* [Aim of the task]:
Skip every image and restate the data word for word.

[Dataset items]
((

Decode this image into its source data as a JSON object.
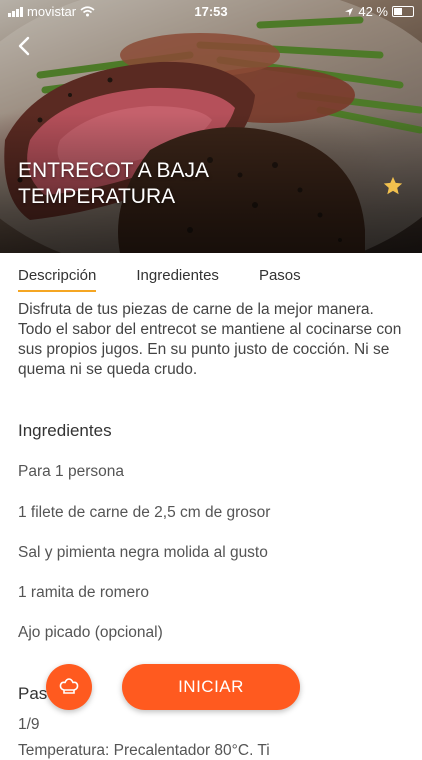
{
  "status_bar": {
    "carrier": "movistar",
    "time": "17:53",
    "battery": "42 %",
    "battery_level": 0.42
  },
  "recipe": {
    "title": "ENTRECOT A BAJA TEMPERATURA"
  },
  "tabs": [
    {
      "label": "Descripción",
      "active": true
    },
    {
      "label": "Ingredientes",
      "active": false
    },
    {
      "label": "Pasos",
      "active": false
    }
  ],
  "description": "Disfruta de tus piezas de carne de la mejor manera.  Todo el sabor del entrecot se mantiene al cocinarse con sus propios jugos. En su punto justo de cocción. Ni se quema ni se queda crudo.",
  "ingredients": {
    "heading": "Ingredientes",
    "servings": "Para 1 persona",
    "items": [
      "1 filete de carne de 2,5 cm de grosor",
      "Sal y pimienta negra molida al gusto",
      "1 ramita de romero",
      "Ajo picado (opcional)"
    ]
  },
  "steps": {
    "heading": "Pasos",
    "counter": "1/9",
    "first_line": "Temperatura: Precalentador 80°C. Ti"
  },
  "actions": {
    "start_label": "INICIAR"
  },
  "colors": {
    "accent": "#ff5a1f",
    "tab_underline": "#f5a623",
    "star": "#f2c14e"
  },
  "icons": {
    "back": "chevron-left-icon",
    "favorite": "star-icon",
    "chef": "chef-hat-icon",
    "wifi": "wifi-icon",
    "location": "location-arrow-icon"
  }
}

))

* [Task result]:
Decode this image into its source data as a JSON object.
{
  "status_bar": {
    "carrier": "movistar",
    "time": "17:53",
    "battery": "42 %",
    "battery_level": 0.42
  },
  "recipe": {
    "title": "ENTRECOT A BAJA TEMPERATURA"
  },
  "tabs": [
    {
      "label": "Descripción",
      "active": true
    },
    {
      "label": "Ingredientes",
      "active": false
    },
    {
      "label": "Pasos",
      "active": false
    }
  ],
  "description": "Disfruta de tus piezas de carne de la mejor manera.  Todo el sabor del entrecot se mantiene al cocinarse con sus propios jugos. En su punto justo de cocción. Ni se quema ni se queda crudo.",
  "ingredients": {
    "heading": "Ingredientes",
    "servings": "Para 1 persona",
    "items": [
      "1 filete de carne de 2,5 cm de grosor",
      "Sal y pimienta negra molida al gusto",
      "1 ramita de romero",
      "Ajo picado (opcional)"
    ]
  },
  "steps": {
    "heading": "Pasos",
    "counter": "1/9",
    "first_line": "Temperatura: Precalentador 80°C. Ti"
  },
  "actions": {
    "start_label": "INICIAR"
  },
  "colors": {
    "accent": "#ff5a1f",
    "tab_underline": "#f5a623",
    "star": "#f2c14e"
  },
  "icons": {
    "back": "chevron-left-icon",
    "favorite": "star-icon",
    "chef": "chef-hat-icon",
    "wifi": "wifi-icon",
    "location": "location-arrow-icon"
  }
}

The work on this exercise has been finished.